* [SET TASK]: Repeat everything in the material exactly.
══ RAW DATA
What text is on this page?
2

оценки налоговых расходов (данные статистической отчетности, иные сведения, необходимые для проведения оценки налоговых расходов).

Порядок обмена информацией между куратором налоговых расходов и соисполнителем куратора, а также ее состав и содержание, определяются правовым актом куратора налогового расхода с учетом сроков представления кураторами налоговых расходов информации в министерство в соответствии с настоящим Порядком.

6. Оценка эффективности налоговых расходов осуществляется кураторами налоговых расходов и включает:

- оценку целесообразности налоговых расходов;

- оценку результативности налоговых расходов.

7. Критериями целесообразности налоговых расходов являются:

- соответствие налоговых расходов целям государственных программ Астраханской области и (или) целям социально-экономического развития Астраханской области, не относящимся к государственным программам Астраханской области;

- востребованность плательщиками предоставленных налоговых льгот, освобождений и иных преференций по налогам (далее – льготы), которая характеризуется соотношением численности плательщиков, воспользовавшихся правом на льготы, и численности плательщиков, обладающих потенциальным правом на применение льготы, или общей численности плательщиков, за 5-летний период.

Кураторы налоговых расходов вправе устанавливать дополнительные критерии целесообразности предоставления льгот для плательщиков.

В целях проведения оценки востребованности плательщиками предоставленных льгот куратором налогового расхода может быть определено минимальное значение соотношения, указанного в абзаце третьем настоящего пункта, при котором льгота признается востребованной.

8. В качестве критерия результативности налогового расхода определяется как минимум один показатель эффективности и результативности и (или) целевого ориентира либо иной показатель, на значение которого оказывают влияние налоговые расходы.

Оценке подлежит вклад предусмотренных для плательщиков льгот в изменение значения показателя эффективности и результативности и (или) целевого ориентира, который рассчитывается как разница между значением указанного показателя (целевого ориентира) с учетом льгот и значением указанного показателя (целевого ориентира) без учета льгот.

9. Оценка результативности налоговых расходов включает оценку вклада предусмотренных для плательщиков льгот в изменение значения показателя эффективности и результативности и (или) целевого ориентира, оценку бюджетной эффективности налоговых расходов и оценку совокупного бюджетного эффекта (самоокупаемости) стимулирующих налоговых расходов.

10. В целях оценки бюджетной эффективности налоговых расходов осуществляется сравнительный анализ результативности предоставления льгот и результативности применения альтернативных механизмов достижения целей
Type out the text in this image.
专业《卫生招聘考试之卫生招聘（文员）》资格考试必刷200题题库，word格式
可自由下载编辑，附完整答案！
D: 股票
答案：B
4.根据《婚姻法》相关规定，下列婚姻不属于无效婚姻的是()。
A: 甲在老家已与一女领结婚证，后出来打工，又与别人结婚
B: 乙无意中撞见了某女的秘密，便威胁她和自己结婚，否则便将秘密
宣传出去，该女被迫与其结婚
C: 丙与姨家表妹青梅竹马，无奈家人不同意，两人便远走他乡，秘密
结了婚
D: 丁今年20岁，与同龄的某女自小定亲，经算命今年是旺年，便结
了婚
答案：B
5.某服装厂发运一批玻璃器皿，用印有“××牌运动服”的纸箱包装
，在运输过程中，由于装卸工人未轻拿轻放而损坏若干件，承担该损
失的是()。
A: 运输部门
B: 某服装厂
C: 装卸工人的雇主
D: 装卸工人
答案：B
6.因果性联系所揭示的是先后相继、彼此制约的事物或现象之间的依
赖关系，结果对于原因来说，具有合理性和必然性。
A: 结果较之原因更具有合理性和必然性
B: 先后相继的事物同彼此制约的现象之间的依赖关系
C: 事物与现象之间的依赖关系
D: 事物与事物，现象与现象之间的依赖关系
════
* [OUTPUT FOR THIS TASK]:
What text is on this page?
2

оценки налоговых расходов (данные статистической отчетности, иные сведения, необходимые для проведения оценки налоговых расходов).

Порядок обмена информацией между куратором налоговых расходов и соисполнителем куратора, а также ее состав и содержание, определяются правовым актом куратора налогового расхода с учетом сроков представления кураторами налоговых расходов информации в министерство в соответствии с настоящим Порядком.

6. Оценка эффективности налоговых расходов осуществляется кураторами налоговых расходов и включает:

- оценку целесообразности налоговых расходов;

- оценку результативности налоговых расходов.

7. Критериями целесообразности налоговых расходов являются:

- соответствие налоговых расходов целям государственных программ Астраханской области и (или) целям социально-экономического развития Астраханской области, не относящимся к государственным программам Астраханской области;

- востребованность плательщиками предоставленных налоговых льгот, освобождений и иных преференций по налогам (далее – льготы), которая характеризуется соотношением численности плательщиков, воспользовавшихся правом на льготы, и численности плательщиков, обладающих потенциальным правом на применение льготы, или общей численности плательщиков, за 5-летний период.

Кураторы налоговых расходов вправе устанавливать дополнительные критерии целесообразности предоставления льгот для плательщиков.

В целях проведения оценки востребованности плательщиками предоставленных льгот куратором налогового расхода может быть определено минимальное значение соотношения, указанного в абзаце третьем настоящего пункта, при котором льгота признается востребованной.

8. В качестве критерия результативности налогового расхода определяется как минимум один показатель эффективности и результативности и (или) целевого ориентира либо иной показатель, на значение которого оказывают влияние налоговые расходы.

Оценке подлежит вклад предусмотренных для плательщиков льгот в изменение значения показателя эффективности и результативности и (или) целевого ориентира, который рассчитывается как разница между значением указанного показателя (целевого ориентира) с учетом льгот и значением указанного показателя (целевого ориентира) без учета льгот.

9. Оценка результативности налоговых расходов включает оценку вклада предусмотренных для плательщиков льгот в изменение значения показателя эффективности и результативности и (или) целевого ориентира, оценку бюджетной эффективности налоговых расходов и оценку совокупного бюджетного эффекта (самоокупаемости) стимулирующих налоговых расходов.

10. В целях оценки бюджетной эффективности налоговых расходов осуществляется сравнительный анализ результативности предоставления льгот и результативности применения альтернативных механизмов достижения целей
Type out the text in this image.
专业《卫生招聘考试之卫生招聘（文员）》资格考试必刷200题题库，word格式
可自由下载编辑，附完整答案！
D: 股票
答案：B
4.根据《婚姻法》相关规定，下列婚姻不属于无效婚姻的是()。
A: 甲在老家已与一女领结婚证，后出来打工，又与别人结婚
B: 乙无意中撞见了某女的秘密，便威胁她和自己结婚，否则便将秘密
宣传出去，该女被迫与其结婚
C: 丙与姨家表妹青梅竹马，无奈家人不同意，两人便远走他乡，秘密
结了婚
D: 丁今年20岁，与同龄的某女自小定亲，经算命今年是旺年，便结
了婚
答案：B
5.某服装厂发运一批玻璃器皿，用印有“××牌运动服”的纸箱包装
，在运输过程中，由于装卸工人未轻拿轻放而损坏若干件，承担该损
失的是()。
A: 运输部门
B: 某服装厂
C: 装卸工人的雇主
D: 装卸工人
答案：B
6.因果性联系所揭示的是先后相继、彼此制约的事物或现象之间的依
赖关系，结果对于原因来说，具有合理性和必然性。
A: 结果较之原因更具有合理性和必然性
B: 先后相继的事物同彼此制约的现象之间的依赖关系
C: 事物与现象之间的依赖关系
D: 事物与事物，现象与现象之间的依赖关系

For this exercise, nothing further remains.